• [Items from a figure collection]:
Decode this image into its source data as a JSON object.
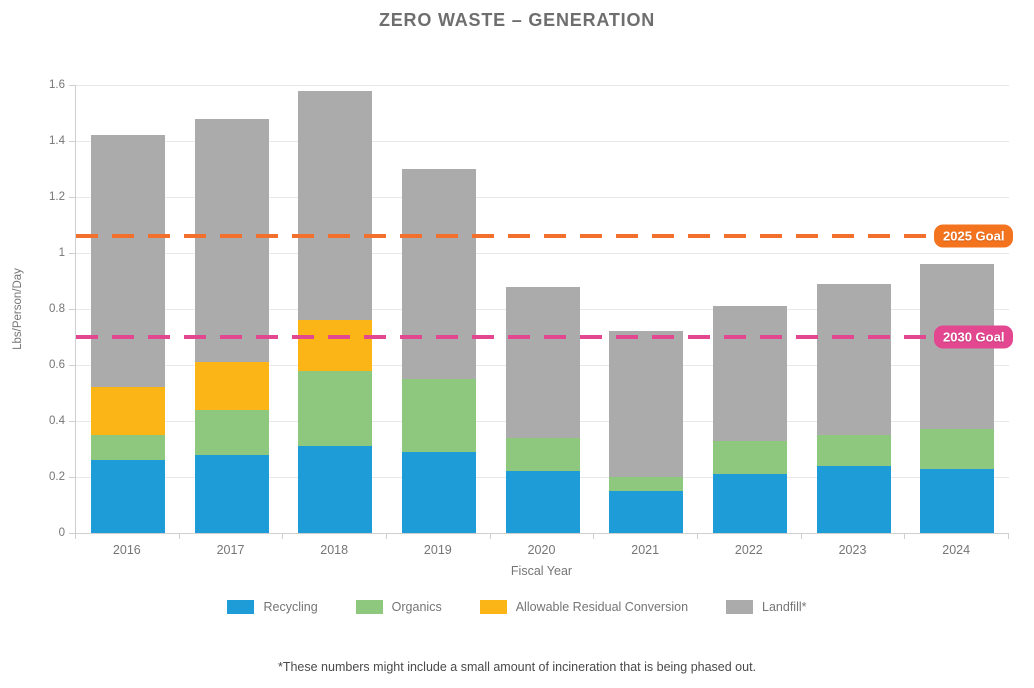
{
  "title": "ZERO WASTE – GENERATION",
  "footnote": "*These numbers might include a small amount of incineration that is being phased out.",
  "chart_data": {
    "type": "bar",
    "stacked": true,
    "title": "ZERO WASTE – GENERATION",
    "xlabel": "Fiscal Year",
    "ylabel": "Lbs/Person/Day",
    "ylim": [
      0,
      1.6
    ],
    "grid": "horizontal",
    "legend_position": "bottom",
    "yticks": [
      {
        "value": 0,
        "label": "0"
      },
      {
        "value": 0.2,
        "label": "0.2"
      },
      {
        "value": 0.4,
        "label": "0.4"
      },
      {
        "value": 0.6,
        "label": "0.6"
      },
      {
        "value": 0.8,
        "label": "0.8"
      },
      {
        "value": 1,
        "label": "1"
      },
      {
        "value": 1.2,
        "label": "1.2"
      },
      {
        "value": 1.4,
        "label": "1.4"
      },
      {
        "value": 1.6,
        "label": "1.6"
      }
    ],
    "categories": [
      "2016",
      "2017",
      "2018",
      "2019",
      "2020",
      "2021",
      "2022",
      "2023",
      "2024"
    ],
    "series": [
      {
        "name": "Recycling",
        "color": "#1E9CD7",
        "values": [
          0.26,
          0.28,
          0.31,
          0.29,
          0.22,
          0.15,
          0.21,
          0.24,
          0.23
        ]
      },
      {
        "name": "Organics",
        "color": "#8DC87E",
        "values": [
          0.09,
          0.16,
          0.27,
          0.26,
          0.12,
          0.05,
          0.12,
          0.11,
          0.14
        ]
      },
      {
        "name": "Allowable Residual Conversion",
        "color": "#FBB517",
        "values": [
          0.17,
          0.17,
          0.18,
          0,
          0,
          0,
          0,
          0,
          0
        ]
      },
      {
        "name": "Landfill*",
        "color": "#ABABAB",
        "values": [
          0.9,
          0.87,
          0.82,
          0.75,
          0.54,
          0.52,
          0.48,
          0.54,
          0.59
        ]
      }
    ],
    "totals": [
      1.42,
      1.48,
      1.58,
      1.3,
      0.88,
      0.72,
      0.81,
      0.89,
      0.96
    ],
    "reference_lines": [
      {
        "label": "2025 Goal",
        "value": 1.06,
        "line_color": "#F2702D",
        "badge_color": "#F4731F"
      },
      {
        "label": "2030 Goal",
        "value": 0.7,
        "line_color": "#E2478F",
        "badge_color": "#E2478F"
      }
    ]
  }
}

---

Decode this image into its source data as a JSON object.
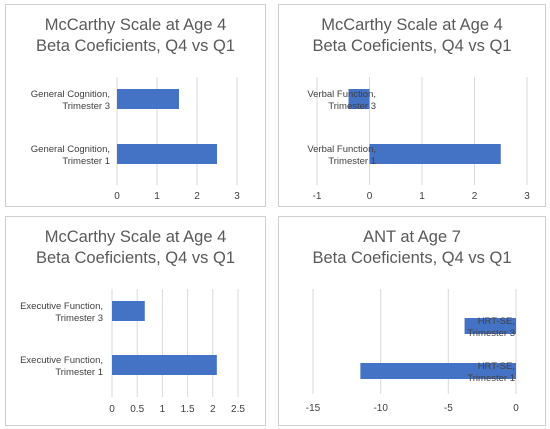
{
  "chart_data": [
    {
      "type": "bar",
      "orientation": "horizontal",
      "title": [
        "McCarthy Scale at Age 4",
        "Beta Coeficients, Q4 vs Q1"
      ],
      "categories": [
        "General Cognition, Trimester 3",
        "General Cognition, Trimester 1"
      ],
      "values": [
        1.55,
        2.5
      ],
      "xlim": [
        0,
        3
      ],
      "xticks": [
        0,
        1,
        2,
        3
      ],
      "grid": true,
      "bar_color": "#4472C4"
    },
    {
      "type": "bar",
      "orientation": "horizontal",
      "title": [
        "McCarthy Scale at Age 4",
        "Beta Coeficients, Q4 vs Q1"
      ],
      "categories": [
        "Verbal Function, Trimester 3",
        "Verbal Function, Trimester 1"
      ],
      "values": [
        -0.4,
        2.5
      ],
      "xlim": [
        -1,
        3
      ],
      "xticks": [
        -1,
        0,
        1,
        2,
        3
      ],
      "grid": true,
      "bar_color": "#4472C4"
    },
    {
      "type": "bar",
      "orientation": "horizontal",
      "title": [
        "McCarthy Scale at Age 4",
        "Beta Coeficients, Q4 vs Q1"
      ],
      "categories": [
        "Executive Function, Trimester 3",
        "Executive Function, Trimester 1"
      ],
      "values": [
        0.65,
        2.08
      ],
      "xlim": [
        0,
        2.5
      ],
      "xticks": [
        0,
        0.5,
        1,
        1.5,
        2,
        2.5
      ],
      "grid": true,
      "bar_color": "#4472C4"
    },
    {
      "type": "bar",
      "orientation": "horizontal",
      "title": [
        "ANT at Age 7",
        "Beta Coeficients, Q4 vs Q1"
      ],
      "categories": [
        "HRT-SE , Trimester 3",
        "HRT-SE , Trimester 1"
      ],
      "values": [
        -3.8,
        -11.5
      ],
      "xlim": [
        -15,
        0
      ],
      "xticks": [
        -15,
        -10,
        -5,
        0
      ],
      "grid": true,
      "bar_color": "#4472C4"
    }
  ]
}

• [Instructions for the task]:
Report the number of lines that include the string "General"; return nothing but the count.

• [Solution to this problem]:
2